Brief. Using the listing below, keep only the lines with the word "Hematopoietic" and copy them.

Dataset records.
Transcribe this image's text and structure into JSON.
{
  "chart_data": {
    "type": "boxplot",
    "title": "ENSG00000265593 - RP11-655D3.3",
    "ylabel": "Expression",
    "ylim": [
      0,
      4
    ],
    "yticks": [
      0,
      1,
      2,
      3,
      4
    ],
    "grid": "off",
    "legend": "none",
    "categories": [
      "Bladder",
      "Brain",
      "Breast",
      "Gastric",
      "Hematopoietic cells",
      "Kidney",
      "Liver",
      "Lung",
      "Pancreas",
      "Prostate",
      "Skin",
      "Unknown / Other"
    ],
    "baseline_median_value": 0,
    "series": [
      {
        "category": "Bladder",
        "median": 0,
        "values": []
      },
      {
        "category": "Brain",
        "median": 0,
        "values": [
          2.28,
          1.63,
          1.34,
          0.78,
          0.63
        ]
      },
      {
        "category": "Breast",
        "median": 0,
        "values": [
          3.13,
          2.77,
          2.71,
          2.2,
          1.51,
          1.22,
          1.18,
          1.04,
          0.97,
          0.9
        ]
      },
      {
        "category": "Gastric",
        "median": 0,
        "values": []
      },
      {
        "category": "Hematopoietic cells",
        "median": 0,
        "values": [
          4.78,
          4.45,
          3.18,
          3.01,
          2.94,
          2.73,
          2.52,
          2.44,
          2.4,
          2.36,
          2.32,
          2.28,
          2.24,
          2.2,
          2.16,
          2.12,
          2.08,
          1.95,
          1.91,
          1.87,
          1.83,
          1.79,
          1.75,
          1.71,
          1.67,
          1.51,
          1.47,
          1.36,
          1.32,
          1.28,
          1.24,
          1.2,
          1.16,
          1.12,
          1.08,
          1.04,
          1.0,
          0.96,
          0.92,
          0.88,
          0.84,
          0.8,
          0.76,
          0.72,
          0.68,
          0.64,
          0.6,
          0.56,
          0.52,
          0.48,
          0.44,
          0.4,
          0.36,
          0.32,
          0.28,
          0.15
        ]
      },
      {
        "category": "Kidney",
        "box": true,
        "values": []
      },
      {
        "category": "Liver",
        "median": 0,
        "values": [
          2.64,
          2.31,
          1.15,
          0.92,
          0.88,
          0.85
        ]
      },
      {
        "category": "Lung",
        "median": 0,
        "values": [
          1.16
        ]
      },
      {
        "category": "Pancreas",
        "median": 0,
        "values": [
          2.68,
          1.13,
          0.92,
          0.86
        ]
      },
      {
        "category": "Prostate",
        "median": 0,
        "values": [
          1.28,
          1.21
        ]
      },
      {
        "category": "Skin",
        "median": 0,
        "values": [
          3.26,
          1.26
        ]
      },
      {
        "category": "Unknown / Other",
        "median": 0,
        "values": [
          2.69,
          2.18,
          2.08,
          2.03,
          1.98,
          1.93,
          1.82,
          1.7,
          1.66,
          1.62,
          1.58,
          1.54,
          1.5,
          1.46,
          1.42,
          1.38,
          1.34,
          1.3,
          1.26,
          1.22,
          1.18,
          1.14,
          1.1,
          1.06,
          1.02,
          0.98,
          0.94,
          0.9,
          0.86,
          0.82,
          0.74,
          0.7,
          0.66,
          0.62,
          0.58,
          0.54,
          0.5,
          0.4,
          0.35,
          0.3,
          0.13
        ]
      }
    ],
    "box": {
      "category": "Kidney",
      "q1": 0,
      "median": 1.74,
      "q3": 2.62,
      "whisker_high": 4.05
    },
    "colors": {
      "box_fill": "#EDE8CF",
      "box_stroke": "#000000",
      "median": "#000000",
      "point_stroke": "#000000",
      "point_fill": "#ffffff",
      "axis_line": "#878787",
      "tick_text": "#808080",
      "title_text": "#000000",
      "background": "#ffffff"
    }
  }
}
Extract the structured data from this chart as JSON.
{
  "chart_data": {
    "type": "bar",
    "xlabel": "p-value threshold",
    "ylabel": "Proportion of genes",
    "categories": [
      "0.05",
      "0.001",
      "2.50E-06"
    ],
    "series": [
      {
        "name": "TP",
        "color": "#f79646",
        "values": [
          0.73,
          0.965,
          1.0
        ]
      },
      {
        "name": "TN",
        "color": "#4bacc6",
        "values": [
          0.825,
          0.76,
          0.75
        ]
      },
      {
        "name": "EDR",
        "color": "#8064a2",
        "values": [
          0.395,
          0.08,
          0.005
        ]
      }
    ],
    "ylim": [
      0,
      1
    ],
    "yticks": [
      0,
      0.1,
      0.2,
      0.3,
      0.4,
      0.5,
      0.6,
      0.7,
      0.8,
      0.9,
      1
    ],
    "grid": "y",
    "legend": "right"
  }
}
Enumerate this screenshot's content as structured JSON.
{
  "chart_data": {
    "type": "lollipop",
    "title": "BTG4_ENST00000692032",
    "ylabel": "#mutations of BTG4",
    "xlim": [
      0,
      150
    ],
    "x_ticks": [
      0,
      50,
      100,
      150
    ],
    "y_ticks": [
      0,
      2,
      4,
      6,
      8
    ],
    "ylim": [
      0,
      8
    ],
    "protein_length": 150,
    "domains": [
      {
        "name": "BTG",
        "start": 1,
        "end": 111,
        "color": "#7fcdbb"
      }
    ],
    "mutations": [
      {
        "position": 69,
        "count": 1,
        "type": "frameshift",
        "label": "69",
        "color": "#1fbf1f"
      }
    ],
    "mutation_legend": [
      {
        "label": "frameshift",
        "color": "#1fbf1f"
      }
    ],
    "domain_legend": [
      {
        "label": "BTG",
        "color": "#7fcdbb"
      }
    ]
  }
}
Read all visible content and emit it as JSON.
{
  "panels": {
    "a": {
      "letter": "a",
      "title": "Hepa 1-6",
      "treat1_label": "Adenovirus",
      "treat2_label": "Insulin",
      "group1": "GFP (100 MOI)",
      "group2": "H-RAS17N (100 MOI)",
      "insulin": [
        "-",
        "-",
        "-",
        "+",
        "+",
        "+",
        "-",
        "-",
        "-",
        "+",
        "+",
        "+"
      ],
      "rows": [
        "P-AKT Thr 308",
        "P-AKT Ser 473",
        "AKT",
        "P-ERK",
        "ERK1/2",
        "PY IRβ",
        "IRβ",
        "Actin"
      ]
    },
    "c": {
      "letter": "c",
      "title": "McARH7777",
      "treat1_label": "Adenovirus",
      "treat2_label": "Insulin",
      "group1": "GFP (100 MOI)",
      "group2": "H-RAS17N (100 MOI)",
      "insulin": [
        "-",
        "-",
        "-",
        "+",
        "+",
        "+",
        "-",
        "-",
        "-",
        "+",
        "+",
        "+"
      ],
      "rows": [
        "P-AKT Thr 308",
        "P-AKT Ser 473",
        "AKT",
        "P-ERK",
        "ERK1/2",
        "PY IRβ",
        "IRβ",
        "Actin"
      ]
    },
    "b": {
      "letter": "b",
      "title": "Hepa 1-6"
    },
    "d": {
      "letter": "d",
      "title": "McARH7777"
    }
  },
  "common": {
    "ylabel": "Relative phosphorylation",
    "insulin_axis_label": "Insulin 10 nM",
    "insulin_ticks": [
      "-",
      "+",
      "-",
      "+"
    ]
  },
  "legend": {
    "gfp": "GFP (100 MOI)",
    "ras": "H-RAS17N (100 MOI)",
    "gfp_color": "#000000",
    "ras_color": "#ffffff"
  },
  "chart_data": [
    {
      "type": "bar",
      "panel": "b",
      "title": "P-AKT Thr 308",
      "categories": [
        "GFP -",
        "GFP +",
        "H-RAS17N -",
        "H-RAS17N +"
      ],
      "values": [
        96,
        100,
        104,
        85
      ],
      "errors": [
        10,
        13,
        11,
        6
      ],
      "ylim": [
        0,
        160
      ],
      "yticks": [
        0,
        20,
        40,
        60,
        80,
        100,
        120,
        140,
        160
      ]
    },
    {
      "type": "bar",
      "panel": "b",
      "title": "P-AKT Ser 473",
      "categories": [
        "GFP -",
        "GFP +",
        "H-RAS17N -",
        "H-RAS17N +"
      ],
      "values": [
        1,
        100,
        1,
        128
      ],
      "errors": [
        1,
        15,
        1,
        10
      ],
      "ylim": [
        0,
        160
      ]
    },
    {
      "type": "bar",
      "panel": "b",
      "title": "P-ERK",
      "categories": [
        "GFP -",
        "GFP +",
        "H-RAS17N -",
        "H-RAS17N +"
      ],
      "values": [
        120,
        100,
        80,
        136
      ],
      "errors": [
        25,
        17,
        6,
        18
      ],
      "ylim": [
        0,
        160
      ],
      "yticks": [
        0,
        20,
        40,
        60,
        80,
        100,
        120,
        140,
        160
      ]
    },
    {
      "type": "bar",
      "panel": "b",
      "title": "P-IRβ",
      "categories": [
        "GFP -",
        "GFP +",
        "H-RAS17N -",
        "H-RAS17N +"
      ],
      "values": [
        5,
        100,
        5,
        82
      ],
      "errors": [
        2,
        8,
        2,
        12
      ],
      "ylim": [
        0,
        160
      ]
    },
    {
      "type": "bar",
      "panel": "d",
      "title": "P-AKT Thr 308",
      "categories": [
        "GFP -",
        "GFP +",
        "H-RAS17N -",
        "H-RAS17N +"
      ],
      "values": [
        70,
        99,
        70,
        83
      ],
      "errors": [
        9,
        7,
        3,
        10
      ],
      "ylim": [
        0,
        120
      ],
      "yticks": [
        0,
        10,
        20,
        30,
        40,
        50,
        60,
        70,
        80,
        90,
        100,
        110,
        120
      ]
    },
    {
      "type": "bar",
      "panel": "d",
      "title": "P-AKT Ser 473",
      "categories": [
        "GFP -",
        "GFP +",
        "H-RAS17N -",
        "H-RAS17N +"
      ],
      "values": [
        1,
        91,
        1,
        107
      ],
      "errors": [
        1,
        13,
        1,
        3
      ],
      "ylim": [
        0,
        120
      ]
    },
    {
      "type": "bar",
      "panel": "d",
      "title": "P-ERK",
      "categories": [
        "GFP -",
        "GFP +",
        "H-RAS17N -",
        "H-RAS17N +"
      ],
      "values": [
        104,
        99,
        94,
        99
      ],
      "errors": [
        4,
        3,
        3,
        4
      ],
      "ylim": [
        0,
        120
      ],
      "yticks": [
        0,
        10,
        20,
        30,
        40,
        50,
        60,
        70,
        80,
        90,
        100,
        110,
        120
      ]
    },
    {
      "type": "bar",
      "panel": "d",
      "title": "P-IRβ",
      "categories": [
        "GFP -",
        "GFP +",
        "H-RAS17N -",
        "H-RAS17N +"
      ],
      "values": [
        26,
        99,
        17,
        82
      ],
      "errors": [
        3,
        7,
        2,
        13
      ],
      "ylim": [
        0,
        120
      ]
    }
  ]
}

Exercise solution.
      "Hematopoietic cells",
        "category": "Hematopoietic cells",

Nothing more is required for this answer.